- _Aim of the task_:
Answer with a number only: how many lines of the data contain "nelle"?

- _Entries_:
━━━━━━━━

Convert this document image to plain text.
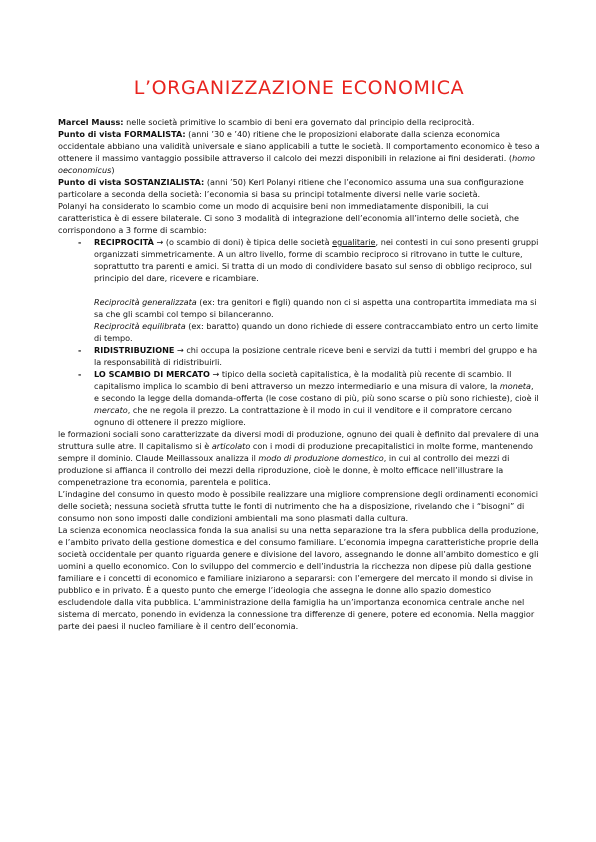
L’ORGANIZZAZIONE ECONOMICA

Marcel Mauss: nelle società primitive lo scambio di beni era governato dal principio della reciprocità.

Punto di vista FORMALISTA: (anni ’30 e ’40) ritiene che le proposizioni elaborate dalla scienza economica occidentale abbiano una validità universale e siano applicabili a tutte le società. Il comportamento economico è teso a ottenere il massimo vantaggio possibile attraverso il calcolo dei mezzi disponibili in relazione ai fini desiderati. (homo oeconomicus)

Punto di vista SOSTANZIALISTA: (anni ’50) Kerl Polanyi ritiene che l’economico assuma una sua configurazione particolare a seconda della società: l’economia si basa su principi totalmente diversi nelle varie società.

Polanyi ha considerato lo scambio come un modo di acquisire beni non immediatamente disponibili, la cui caratteristica è di essere bilaterale. Ci sono 3 modalità di integrazione dell’economia all’interno delle società, che corrispondono a 3 forme di scambio:

- RECIPROCITÀ → (o scambio di doni) è tipica delle società egualitarie, nei contesti in cui sono presenti gruppi organizzati simmetricamente. A un altro livello, forme di scambio reciproco si ritrovano in tutte le culture, soprattutto tra parenti e amici. Si tratta di un modo di condividere basato sul senso di obbligo reciproco, sul principio del dare, ricevere e ricambiare.
Reciprocità generalizzata (ex: tra genitori e figli) quando non ci si aspetta una contropartita immediata ma si sa che gli scambi col tempo si bilanceranno.
Reciprocità equilibrata (ex: baratto) quando un dono richiede di essere contraccambiato entro un certo limite di tempo.
- RIDISTRIBUZIONE → chi occupa la posizione centrale riceve beni e servizi da tutti i membri del gruppo e ha la responsabilità di ridistribuirli.
- LO SCAMBIO DI MERCATO → tipico della società capitalistica, è la modalità più recente di scambio. Il capitalismo implica lo scambio di beni attraverso un mezzo intermediario e una misura di valore, la moneta, e secondo la legge della domanda-offerta (le cose costano di più, più sono scarse o più sono richieste), cioè il mercato, che ne regola il prezzo. La contrattazione è il modo in cui il venditore e il compratore cercano ognuno di ottenere il prezzo migliore.

le formazioni sociali sono caratterizzate da diversi modi di produzione, ognuno dei quali è definito dal prevalere di una struttura sulle atre. Il capitalismo si è articolato con i modi di produzione precapitalistici in molte forme, mantenendo sempre il dominio. Claude Meillassoux analizza il modo di produzione domestico, in cui al controllo dei mezzi di produzione si affianca il controllo dei mezzi della riproduzione, cioè le donne, è molto efficace nell’illustrare la compenetrazione tra economia, parentela e politica.

L’indagine del consumo in questo modo è possibile realizzare una migliore comprensione degli ordinamenti economici delle società; nessuna società sfrutta tutte le fonti di nutrimento che ha a disposizione, rivelando che i “bisogni” di consumo non sono imposti dalle condizioni ambientali ma sono plasmati dalla cultura.

La scienza economica neoclassica fonda la sua analisi su una netta separazione tra la sfera pubblica della produzione, e l’ambito privato della gestione domestica e del consumo familiare. L’economia impegna caratteristiche proprie della società occidentale per quanto riguarda genere e divisione del lavoro, assegnando le donne all’ambito domestico e gli uomini a quello economico. Con lo sviluppo del commercio e dell’industria la ricchezza non dipese più dalla gestione familiare e i concetti di economico e familiare iniziarono a separarsi: con l’emergere del mercato il mondo si divise in pubblico e in privato. È a questo punto che emerge l’ideologia che assegna le donne allo spazio domestico escludendole dalla vita pubblica. L’amministrazione della famiglia ha un’importanza economica centrale anche nel sistema di mercato, ponendo in evidenza la connessione tra differenze di genere, potere ed economia. Nella maggior parte dei paesi il nucleo familiare è il centro dell’economia.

━━━━━━━━

- _Response_:
2